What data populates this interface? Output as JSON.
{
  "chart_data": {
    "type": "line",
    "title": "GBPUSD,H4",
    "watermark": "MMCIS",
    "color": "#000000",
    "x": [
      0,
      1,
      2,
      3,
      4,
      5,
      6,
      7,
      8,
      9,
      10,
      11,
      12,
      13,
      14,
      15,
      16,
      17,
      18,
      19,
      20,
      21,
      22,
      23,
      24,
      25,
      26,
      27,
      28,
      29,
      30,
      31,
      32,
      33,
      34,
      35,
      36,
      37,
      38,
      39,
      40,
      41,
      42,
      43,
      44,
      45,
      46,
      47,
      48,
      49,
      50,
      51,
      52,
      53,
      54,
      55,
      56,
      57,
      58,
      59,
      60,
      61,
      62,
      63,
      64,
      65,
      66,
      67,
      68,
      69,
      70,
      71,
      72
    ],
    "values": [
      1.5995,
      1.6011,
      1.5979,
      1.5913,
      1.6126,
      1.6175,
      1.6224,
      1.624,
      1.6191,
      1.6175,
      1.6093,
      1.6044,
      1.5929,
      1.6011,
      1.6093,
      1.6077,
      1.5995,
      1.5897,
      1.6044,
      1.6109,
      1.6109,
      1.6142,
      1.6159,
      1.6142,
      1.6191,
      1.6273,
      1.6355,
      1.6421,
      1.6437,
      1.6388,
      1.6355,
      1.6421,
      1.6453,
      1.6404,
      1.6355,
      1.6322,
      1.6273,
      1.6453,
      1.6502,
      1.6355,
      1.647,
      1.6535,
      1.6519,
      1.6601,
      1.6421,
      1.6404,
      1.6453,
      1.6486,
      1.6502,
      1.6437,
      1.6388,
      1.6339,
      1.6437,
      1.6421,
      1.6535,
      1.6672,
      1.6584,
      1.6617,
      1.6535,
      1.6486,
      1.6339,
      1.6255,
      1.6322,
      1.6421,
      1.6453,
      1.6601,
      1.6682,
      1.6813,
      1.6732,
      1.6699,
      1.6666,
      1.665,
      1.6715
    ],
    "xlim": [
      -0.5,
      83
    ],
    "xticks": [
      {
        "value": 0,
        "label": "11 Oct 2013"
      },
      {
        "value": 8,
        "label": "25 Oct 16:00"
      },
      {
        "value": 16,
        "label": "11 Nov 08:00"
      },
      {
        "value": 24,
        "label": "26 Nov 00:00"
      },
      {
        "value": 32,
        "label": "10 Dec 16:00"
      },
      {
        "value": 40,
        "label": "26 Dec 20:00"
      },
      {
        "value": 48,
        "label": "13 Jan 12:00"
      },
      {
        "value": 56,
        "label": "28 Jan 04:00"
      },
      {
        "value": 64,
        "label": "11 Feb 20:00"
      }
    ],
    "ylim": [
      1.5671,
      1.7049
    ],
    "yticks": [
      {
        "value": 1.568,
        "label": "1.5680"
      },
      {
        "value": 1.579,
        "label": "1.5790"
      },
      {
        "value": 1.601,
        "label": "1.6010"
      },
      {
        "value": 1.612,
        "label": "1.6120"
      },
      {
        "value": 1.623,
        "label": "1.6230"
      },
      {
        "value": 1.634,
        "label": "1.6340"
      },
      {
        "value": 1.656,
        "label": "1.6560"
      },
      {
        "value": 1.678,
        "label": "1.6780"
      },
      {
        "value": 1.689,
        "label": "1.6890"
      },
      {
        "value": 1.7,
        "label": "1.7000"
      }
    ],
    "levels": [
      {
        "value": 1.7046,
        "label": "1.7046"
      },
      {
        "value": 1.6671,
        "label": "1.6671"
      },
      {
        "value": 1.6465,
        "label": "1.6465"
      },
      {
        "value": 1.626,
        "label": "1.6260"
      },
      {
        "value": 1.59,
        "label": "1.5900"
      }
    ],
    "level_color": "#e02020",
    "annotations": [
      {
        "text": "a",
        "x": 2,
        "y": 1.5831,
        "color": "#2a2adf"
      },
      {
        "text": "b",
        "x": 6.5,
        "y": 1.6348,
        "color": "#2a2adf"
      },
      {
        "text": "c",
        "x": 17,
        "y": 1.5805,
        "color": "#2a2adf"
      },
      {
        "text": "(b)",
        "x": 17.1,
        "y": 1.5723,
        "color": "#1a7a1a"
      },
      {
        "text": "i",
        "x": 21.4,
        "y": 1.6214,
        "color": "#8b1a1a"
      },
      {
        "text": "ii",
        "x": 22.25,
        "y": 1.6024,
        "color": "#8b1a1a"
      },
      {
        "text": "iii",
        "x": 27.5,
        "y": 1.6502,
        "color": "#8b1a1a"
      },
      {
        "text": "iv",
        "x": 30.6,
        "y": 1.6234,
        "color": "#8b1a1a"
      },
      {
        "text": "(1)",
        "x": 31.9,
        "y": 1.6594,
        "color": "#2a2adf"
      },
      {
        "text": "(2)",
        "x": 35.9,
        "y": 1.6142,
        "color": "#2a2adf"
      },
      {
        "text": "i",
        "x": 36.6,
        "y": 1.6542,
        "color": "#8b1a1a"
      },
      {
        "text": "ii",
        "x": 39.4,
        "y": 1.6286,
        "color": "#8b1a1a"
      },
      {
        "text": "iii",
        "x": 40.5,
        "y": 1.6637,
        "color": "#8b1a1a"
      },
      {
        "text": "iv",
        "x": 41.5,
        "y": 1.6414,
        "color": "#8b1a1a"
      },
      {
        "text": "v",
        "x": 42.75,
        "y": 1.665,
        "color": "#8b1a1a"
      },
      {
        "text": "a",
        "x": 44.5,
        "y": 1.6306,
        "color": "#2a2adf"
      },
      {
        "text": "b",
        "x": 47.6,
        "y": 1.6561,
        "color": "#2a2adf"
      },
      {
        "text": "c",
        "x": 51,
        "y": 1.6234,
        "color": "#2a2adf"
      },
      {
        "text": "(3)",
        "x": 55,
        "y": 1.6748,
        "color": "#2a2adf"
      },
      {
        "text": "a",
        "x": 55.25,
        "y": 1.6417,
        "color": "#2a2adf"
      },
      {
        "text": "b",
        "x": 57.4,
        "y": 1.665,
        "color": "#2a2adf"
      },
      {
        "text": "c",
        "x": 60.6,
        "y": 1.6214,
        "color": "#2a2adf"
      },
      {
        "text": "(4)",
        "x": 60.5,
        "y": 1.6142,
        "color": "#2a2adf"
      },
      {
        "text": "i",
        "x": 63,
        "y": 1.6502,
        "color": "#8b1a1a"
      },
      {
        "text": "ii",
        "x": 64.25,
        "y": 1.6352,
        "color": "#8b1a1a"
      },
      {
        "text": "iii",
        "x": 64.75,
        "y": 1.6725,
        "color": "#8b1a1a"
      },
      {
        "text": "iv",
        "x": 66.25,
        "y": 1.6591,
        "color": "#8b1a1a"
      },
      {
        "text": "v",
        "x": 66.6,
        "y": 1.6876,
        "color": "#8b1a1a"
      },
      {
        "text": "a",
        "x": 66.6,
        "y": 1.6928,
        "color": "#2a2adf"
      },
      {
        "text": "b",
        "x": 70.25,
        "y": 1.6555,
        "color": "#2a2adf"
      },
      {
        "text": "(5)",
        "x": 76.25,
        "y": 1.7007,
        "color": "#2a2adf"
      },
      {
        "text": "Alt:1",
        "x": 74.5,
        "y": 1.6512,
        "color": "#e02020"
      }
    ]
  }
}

EXERCISE:
Please restate the records in full, word for word.

RESPONSE TO THE EXERCISE:
What data populates this interface? Output as JSON.
{
  "chart_data": {
    "type": "line",
    "title": "GBPUSD,H4",
    "watermark": "MMCIS",
    "color": "#000000",
    "x": [
      0,
      1,
      2,
      3,
      4,
      5,
      6,
      7,
      8,
      9,
      10,
      11,
      12,
      13,
      14,
      15,
      16,
      17,
      18,
      19,
      20,
      21,
      22,
      23,
      24,
      25,
      26,
      27,
      28,
      29,
      30,
      31,
      32,
      33,
      34,
      35,
      36,
      37,
      38,
      39,
      40,
      41,
      42,
      43,
      44,
      45,
      46,
      47,
      48,
      49,
      50,
      51,
      52,
      53,
      54,
      55,
      56,
      57,
      58,
      59,
      60,
      61,
      62,
      63,
      64,
      65,
      66,
      67,
      68,
      69,
      70,
      71,
      72
    ],
    "values": [
      1.5995,
      1.6011,
      1.5979,
      1.5913,
      1.6126,
      1.6175,
      1.6224,
      1.624,
      1.6191,
      1.6175,
      1.6093,
      1.6044,
      1.5929,
      1.6011,
      1.6093,
      1.6077,
      1.5995,
      1.5897,
      1.6044,
      1.6109,
      1.6109,
      1.6142,
      1.6159,
      1.6142,
      1.6191,
      1.6273,
      1.6355,
      1.6421,
      1.6437,
      1.6388,
      1.6355,
      1.6421,
      1.6453,
      1.6404,
      1.6355,
      1.6322,
      1.6273,
      1.6453,
      1.6502,
      1.6355,
      1.647,
      1.6535,
      1.6519,
      1.6601,
      1.6421,
      1.6404,
      1.6453,
      1.6486,
      1.6502,
      1.6437,
      1.6388,
      1.6339,
      1.6437,
      1.6421,
      1.6535,
      1.6672,
      1.6584,
      1.6617,
      1.6535,
      1.6486,
      1.6339,
      1.6255,
      1.6322,
      1.6421,
      1.6453,
      1.6601,
      1.6682,
      1.6813,
      1.6732,
      1.6699,
      1.6666,
      1.665,
      1.6715
    ],
    "xlim": [
      -0.5,
      83
    ],
    "xticks": [
      {
        "value": 0,
        "label": "11 Oct 2013"
      },
      {
        "value": 8,
        "label": "25 Oct 16:00"
      },
      {
        "value": 16,
        "label": "11 Nov 08:00"
      },
      {
        "value": 24,
        "label": "26 Nov 00:00"
      },
      {
        "value": 32,
        "label": "10 Dec 16:00"
      },
      {
        "value": 40,
        "label": "26 Dec 20:00"
      },
      {
        "value": 48,
        "label": "13 Jan 12:00"
      },
      {
        "value": 56,
        "label": "28 Jan 04:00"
      },
      {
        "value": 64,
        "label": "11 Feb 20:00"
      }
    ],
    "ylim": [
      1.5671,
      1.7049
    ],
    "yticks": [
      {
        "value": 1.568,
        "label": "1.5680"
      },
      {
        "value": 1.579,
        "label": "1.5790"
      },
      {
        "value": 1.601,
        "label": "1.6010"
      },
      {
        "value": 1.612,
        "label": "1.6120"
      },
      {
        "value": 1.623,
        "label": "1.6230"
      },
      {
        "value": 1.634,
        "label": "1.6340"
      },
      {
        "value": 1.656,
        "label": "1.6560"
      },
      {
        "value": 1.678,
        "label": "1.6780"
      },
      {
        "value": 1.689,
        "label": "1.6890"
      },
      {
        "value": 1.7,
        "label": "1.7000"
      }
    ],
    "levels": [
      {
        "value": 1.7046,
        "label": "1.7046"
      },
      {
        "value": 1.6671,
        "label": "1.6671"
      },
      {
        "value": 1.6465,
        "label": "1.6465"
      },
      {
        "value": 1.626,
        "label": "1.6260"
      },
      {
        "value": 1.59,
        "label": "1.5900"
      }
    ],
    "level_color": "#e02020",
    "annotations": [
      {
        "text": "a",
        "x": 2,
        "y": 1.5831,
        "color": "#2a2adf"
      },
      {
        "text": "b",
        "x": 6.5,
        "y": 1.6348,
        "color": "#2a2adf"
      },
      {
        "text": "c",
        "x": 17,
        "y": 1.5805,
        "color": "#2a2adf"
      },
      {
        "text": "(b)",
        "x": 17.1,
        "y": 1.5723,
        "color": "#1a7a1a"
      },
      {
        "text": "i",
        "x": 21.4,
        "y": 1.6214,
        "color": "#8b1a1a"
      },
      {
        "text": "ii",
        "x": 22.25,
        "y": 1.6024,
        "color": "#8b1a1a"
      },
      {
        "text": "iii",
        "x": 27.5,
        "y": 1.6502,
        "color": "#8b1a1a"
      },
      {
        "text": "iv",
        "x": 30.6,
        "y": 1.6234,
        "color": "#8b1a1a"
      },
      {
        "text": "(1)",
        "x": 31.9,
        "y": 1.6594,
        "color": "#2a2adf"
      },
      {
        "text": "(2)",
        "x": 35.9,
        "y": 1.6142,
        "color": "#2a2adf"
      },
      {
        "text": "i",
        "x": 36.6,
        "y": 1.6542,
        "color": "#8b1a1a"
      },
      {
        "text": "ii",
        "x": 39.4,
        "y": 1.6286,
        "color": "#8b1a1a"
      },
      {
        "text": "iii",
        "x": 40.5,
        "y": 1.6637,
        "color": "#8b1a1a"
      },
      {
        "text": "iv",
        "x": 41.5,
        "y": 1.6414,
        "color": "#8b1a1a"
      },
      {
        "text": "v",
        "x": 42.75,
        "y": 1.665,
        "color": "#8b1a1a"
      },
      {
        "text": "a",
        "x": 44.5,
        "y": 1.6306,
        "color": "#2a2adf"
      },
      {
        "text": "b",
        "x": 47.6,
        "y": 1.6561,
        "color": "#2a2adf"
      },
      {
        "text": "c",
        "x": 51,
        "y": 1.6234,
        "color": "#2a2adf"
      },
      {
        "text": "(3)",
        "x": 55,
        "y": 1.6748,
        "color": "#2a2adf"
      },
      {
        "text": "a",
        "x": 55.25,
        "y": 1.6417,
        "color": "#2a2adf"
      },
      {
        "text": "b",
        "x": 57.4,
        "y": 1.665,
        "color": "#2a2adf"
      },
      {
        "text": "c",
        "x": 60.6,
        "y": 1.6214,
        "color": "#2a2adf"
      },
      {
        "text": "(4)",
        "x": 60.5,
        "y": 1.6142,
        "color": "#2a2adf"
      },
      {
        "text": "i",
        "x": 63,
        "y": 1.6502,
        "color": "#8b1a1a"
      },
      {
        "text": "ii",
        "x": 64.25,
        "y": 1.6352,
        "color": "#8b1a1a"
      },
      {
        "text": "iii",
        "x": 64.75,
        "y": 1.6725,
        "color": "#8b1a1a"
      },
      {
        "text": "iv",
        "x": 66.25,
        "y": 1.6591,
        "color": "#8b1a1a"
      },
      {
        "text": "v",
        "x": 66.6,
        "y": 1.6876,
        "color": "#8b1a1a"
      },
      {
        "text": "a",
        "x": 66.6,
        "y": 1.6928,
        "color": "#2a2adf"
      },
      {
        "text": "b",
        "x": 70.25,
        "y": 1.6555,
        "color": "#2a2adf"
      },
      {
        "text": "(5)",
        "x": 76.25,
        "y": 1.7007,
        "color": "#2a2adf"
      },
      {
        "text": "Alt:1",
        "x": 74.5,
        "y": 1.6512,
        "color": "#e02020"
      }
    ]
  }
}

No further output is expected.